AVAILABLE DATA ::
========

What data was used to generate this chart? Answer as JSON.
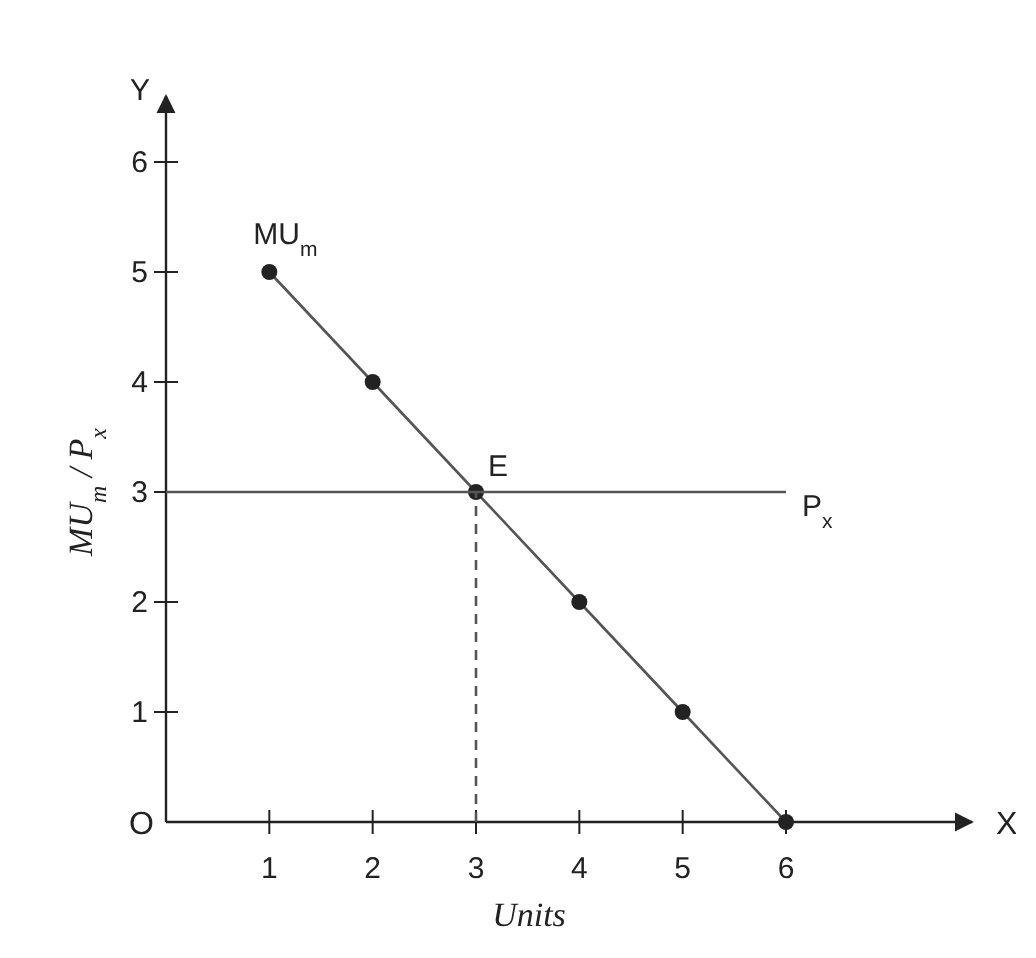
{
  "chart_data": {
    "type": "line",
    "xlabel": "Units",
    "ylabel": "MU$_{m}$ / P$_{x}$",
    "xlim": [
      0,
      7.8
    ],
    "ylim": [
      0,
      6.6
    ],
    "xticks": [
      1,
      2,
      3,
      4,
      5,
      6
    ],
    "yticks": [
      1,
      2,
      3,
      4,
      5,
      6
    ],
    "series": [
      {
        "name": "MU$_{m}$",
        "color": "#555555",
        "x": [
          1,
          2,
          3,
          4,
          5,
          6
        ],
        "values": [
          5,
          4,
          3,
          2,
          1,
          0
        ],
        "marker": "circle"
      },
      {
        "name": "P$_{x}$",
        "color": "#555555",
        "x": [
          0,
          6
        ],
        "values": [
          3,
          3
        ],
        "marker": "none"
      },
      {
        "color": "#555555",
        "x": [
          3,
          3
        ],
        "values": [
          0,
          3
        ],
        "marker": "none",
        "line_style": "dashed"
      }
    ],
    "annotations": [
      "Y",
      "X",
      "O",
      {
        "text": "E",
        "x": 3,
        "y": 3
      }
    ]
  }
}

========

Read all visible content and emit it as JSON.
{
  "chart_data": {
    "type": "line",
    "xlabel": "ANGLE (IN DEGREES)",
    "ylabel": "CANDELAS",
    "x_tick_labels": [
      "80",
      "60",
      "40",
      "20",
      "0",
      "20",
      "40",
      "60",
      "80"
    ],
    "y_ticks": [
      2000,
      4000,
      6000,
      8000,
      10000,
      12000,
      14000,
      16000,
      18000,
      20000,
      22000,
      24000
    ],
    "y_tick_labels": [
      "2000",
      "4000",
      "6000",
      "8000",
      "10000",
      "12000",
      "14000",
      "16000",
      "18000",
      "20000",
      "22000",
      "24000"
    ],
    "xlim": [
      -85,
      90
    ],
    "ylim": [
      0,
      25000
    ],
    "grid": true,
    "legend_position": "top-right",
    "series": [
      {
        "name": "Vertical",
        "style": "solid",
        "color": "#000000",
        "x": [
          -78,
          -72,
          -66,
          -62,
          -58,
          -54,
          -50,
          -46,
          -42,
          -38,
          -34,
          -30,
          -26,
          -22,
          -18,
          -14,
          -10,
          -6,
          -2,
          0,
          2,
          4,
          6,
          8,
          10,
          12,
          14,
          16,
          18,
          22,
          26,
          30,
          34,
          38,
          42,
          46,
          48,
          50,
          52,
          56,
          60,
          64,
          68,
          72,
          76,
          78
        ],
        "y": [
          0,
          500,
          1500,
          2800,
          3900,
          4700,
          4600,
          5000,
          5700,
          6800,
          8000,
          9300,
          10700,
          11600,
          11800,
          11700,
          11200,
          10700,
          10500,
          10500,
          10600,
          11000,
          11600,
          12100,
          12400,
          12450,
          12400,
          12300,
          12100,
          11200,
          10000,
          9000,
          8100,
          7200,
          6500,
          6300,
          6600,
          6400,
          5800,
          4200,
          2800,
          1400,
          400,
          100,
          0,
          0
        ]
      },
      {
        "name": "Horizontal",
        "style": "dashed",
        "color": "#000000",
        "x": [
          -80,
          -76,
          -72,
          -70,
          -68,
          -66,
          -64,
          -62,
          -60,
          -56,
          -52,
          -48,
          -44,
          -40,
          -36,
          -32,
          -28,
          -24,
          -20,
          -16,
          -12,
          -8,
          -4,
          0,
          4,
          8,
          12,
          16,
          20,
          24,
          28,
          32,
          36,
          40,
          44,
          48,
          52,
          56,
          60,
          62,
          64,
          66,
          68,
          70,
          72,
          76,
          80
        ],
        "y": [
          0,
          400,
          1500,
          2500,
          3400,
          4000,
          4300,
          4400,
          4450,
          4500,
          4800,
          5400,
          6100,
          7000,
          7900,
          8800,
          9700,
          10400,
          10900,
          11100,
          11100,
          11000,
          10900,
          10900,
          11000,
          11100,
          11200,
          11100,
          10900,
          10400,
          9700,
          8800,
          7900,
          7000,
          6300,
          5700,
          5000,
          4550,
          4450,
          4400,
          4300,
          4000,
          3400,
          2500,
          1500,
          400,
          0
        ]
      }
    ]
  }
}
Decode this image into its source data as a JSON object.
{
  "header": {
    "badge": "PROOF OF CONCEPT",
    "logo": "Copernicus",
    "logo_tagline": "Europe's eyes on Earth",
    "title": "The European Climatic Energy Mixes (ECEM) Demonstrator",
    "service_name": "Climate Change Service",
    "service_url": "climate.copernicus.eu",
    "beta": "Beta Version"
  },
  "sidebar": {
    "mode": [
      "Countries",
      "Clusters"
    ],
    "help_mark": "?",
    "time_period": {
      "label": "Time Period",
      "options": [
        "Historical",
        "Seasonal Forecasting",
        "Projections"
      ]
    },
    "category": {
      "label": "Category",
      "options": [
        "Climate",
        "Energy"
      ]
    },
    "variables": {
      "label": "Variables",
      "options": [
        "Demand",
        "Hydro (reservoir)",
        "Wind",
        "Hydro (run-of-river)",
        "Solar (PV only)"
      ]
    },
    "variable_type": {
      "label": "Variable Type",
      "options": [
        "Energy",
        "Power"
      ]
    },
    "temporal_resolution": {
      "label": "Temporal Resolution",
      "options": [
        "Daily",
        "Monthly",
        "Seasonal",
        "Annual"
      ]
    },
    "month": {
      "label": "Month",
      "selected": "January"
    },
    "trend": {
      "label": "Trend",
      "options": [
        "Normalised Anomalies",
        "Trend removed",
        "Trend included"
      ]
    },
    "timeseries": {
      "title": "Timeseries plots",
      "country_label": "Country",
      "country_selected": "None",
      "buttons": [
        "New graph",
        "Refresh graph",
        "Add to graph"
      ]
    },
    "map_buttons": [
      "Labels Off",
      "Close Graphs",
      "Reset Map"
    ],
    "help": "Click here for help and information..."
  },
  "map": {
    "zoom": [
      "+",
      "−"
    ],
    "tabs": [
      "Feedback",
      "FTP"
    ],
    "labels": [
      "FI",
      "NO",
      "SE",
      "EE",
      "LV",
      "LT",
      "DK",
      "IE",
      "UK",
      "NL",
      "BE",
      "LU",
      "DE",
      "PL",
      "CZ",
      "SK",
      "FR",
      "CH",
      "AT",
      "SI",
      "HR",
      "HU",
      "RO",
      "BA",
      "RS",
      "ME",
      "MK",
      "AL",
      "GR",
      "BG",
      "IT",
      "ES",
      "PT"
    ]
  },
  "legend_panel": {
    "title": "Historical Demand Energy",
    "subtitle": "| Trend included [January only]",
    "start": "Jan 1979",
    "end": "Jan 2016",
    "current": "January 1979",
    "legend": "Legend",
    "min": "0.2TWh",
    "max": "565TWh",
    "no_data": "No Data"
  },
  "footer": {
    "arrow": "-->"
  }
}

========

DIRECTIVE :: Which lines above contain the word "Historical"? Copy each of them.

OUTPUT OF THE TASK ::
        "Historical",
    "title": "Historical Demand Energy",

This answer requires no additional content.